→ Goal:
Take every line that has the string "document" and copy it out.

→ Input records:
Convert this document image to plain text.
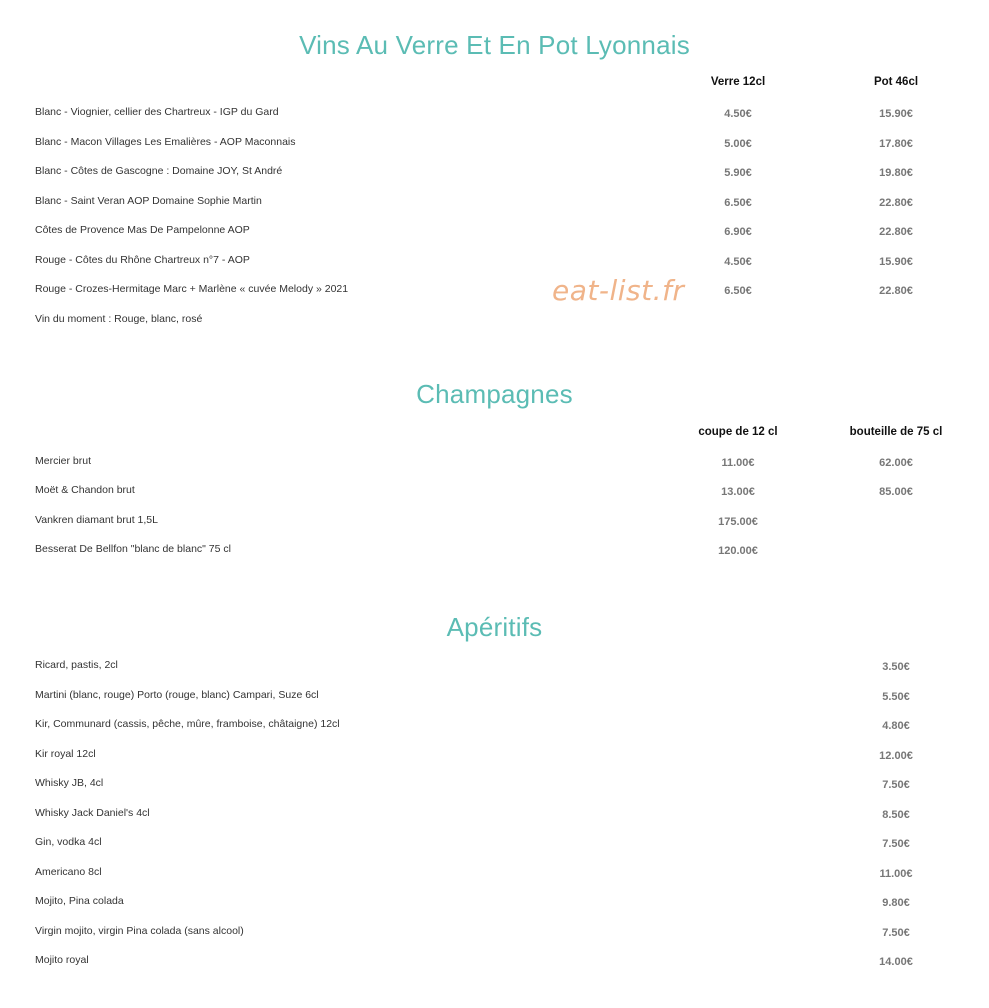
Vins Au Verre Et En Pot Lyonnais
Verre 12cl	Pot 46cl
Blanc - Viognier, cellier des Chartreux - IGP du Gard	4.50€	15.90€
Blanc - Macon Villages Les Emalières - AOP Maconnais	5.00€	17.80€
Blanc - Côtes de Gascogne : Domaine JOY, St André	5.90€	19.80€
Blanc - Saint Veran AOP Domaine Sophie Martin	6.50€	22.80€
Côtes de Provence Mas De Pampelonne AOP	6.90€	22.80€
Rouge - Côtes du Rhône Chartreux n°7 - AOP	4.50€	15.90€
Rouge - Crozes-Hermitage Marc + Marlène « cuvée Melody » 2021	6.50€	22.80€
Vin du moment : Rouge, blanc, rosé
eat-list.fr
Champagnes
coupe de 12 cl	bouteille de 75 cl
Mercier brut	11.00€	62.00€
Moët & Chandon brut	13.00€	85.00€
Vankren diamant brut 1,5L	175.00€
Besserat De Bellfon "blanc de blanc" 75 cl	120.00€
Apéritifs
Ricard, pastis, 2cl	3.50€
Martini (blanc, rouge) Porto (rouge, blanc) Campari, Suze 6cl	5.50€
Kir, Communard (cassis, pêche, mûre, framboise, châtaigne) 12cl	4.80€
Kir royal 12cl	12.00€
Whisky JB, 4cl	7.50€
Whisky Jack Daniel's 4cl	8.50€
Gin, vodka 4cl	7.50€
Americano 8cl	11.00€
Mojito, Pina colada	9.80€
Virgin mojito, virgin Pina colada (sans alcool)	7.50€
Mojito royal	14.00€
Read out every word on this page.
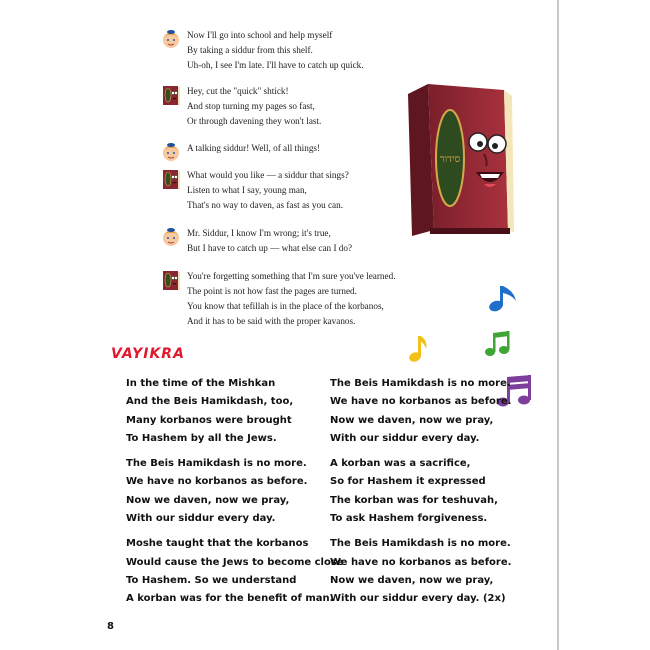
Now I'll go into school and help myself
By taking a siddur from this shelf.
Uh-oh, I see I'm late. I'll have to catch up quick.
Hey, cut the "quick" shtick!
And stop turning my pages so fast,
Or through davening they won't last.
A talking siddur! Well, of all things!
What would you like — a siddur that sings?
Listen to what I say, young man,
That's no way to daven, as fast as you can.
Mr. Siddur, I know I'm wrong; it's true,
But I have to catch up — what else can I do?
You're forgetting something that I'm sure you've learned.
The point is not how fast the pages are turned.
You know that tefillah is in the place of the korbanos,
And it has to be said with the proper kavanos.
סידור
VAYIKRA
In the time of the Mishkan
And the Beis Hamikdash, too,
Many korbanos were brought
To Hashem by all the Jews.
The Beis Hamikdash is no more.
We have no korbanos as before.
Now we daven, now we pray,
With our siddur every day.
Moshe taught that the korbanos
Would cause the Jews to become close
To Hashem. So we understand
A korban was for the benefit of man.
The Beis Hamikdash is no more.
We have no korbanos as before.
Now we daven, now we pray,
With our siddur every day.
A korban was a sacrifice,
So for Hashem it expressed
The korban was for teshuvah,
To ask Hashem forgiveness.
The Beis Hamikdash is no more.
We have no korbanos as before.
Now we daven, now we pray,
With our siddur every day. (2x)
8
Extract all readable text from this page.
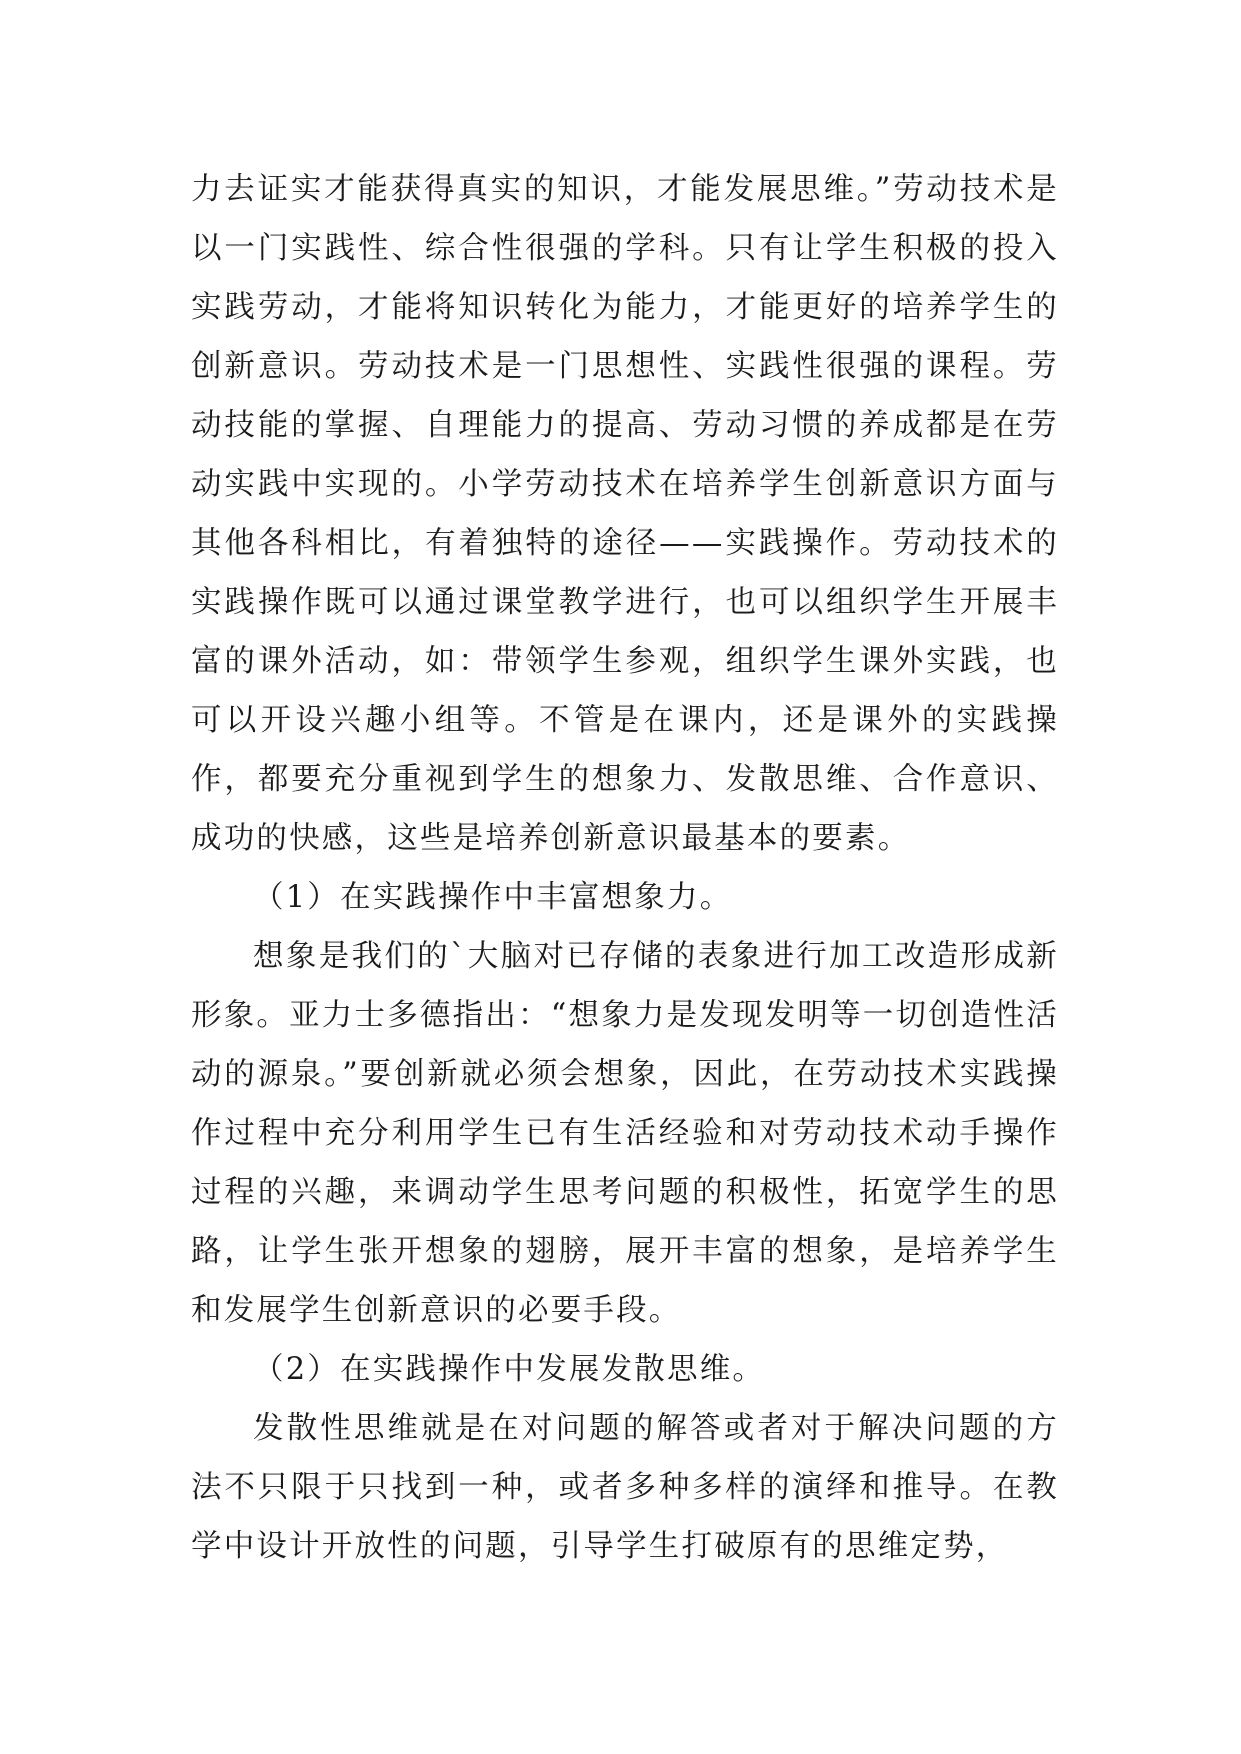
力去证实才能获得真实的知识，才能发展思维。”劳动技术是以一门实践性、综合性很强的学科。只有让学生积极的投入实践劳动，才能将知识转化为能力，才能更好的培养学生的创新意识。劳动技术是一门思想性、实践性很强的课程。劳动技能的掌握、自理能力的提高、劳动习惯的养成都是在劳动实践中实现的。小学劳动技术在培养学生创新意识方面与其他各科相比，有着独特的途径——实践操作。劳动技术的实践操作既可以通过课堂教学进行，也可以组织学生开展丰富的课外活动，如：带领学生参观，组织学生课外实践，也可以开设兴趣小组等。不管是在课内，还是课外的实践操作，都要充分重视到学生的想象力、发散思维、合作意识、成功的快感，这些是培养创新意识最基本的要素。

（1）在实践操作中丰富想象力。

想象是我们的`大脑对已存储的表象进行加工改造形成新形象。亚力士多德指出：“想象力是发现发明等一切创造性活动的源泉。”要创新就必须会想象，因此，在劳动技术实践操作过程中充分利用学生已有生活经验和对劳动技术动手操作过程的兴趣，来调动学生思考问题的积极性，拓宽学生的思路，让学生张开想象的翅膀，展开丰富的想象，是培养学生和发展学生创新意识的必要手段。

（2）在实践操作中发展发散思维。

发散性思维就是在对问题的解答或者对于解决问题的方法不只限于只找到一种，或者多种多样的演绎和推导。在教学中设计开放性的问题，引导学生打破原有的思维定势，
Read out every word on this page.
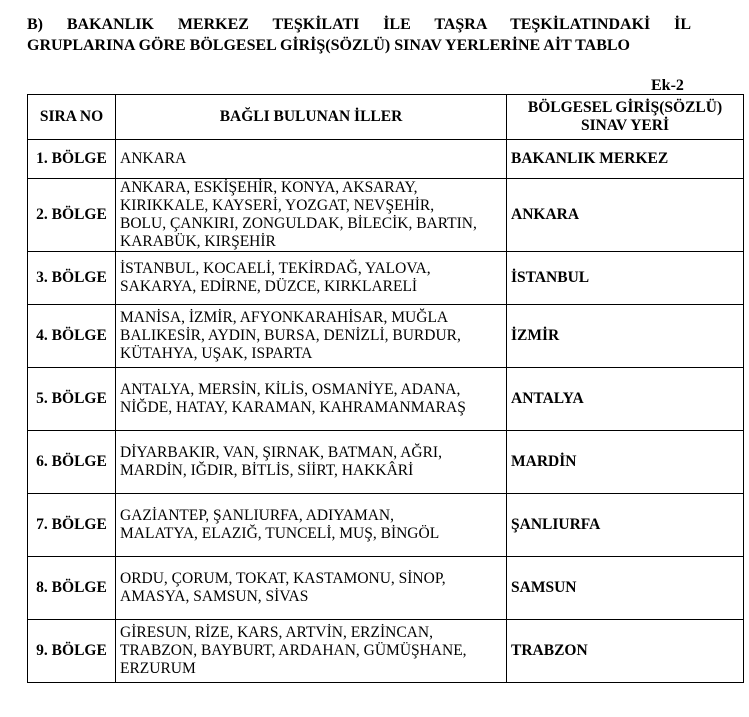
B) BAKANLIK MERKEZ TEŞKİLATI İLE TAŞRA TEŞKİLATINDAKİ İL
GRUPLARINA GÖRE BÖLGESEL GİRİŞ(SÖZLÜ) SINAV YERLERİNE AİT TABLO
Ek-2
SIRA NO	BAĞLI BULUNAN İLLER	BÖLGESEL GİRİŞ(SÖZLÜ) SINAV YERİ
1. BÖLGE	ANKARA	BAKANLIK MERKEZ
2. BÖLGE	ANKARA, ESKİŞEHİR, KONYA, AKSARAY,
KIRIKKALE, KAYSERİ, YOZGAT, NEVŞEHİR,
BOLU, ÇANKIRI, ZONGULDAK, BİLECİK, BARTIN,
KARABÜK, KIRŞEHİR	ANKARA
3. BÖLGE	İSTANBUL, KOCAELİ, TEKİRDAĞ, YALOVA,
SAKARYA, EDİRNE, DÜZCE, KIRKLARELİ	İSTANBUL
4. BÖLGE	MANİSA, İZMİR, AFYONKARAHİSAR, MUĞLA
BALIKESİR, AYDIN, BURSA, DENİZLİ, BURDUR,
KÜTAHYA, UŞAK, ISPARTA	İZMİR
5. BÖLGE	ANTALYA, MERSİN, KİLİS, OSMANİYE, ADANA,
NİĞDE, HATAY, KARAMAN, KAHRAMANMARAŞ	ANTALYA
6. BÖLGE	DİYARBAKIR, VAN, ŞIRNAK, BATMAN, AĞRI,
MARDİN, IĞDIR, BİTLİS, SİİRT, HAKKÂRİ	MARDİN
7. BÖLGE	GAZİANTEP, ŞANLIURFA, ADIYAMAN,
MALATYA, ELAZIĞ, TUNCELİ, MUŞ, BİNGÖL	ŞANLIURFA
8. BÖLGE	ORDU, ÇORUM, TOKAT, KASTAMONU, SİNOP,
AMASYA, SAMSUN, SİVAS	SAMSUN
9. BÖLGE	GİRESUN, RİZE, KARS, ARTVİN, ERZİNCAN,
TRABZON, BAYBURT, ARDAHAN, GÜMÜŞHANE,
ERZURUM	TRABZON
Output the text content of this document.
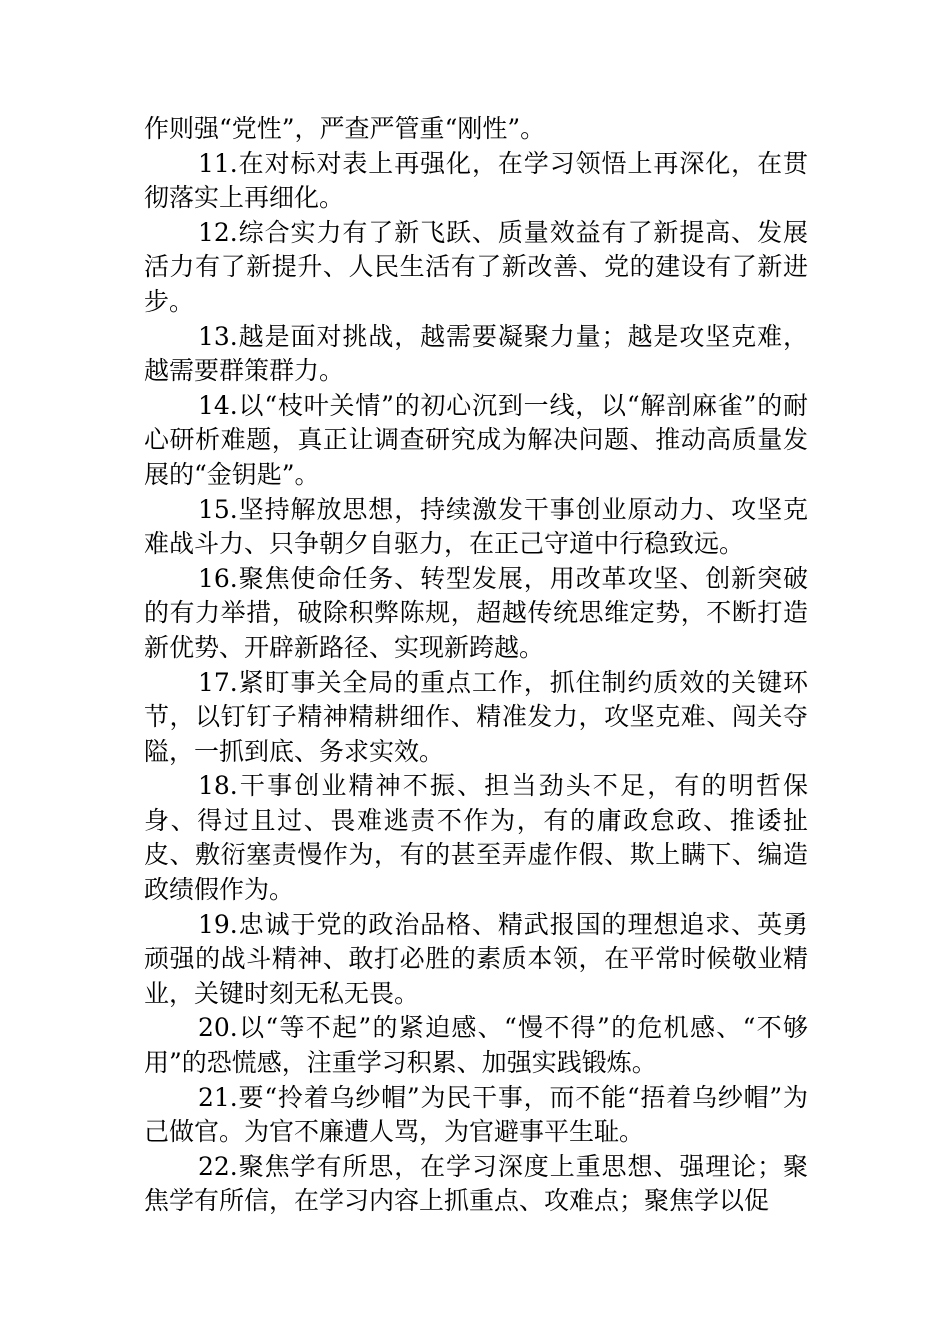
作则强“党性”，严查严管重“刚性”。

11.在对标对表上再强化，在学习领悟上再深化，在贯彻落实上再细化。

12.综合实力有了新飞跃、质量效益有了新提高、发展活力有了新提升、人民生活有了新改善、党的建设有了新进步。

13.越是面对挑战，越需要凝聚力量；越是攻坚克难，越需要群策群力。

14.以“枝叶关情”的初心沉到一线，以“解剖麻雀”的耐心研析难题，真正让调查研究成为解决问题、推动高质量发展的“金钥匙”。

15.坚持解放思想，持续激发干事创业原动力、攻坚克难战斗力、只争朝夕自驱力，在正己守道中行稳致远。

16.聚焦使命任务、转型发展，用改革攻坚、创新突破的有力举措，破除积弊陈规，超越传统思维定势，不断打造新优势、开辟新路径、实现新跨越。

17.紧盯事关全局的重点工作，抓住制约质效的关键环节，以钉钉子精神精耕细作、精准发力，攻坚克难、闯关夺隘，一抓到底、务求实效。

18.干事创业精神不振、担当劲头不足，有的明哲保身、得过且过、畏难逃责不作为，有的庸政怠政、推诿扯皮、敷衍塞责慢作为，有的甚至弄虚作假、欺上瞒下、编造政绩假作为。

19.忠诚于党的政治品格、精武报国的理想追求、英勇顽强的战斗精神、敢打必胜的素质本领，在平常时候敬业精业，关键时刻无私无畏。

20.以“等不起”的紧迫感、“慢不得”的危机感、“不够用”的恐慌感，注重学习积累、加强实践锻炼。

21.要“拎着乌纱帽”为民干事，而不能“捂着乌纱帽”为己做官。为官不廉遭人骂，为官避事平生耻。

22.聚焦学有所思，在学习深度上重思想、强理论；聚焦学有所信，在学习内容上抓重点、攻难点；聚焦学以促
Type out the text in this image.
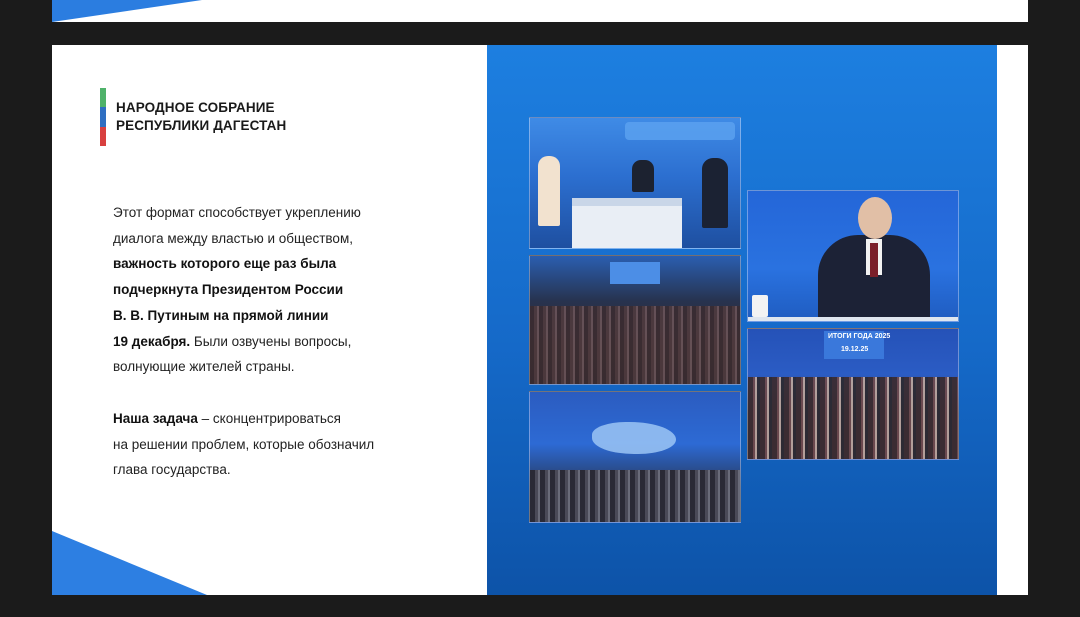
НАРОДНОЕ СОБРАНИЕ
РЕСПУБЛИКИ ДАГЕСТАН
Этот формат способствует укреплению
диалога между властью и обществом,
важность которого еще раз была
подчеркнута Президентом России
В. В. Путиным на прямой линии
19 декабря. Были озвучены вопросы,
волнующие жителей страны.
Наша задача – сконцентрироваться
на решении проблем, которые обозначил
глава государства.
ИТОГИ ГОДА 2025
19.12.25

→ Exercise answer:
Convert this document image to plain text.
Output the text content of this document.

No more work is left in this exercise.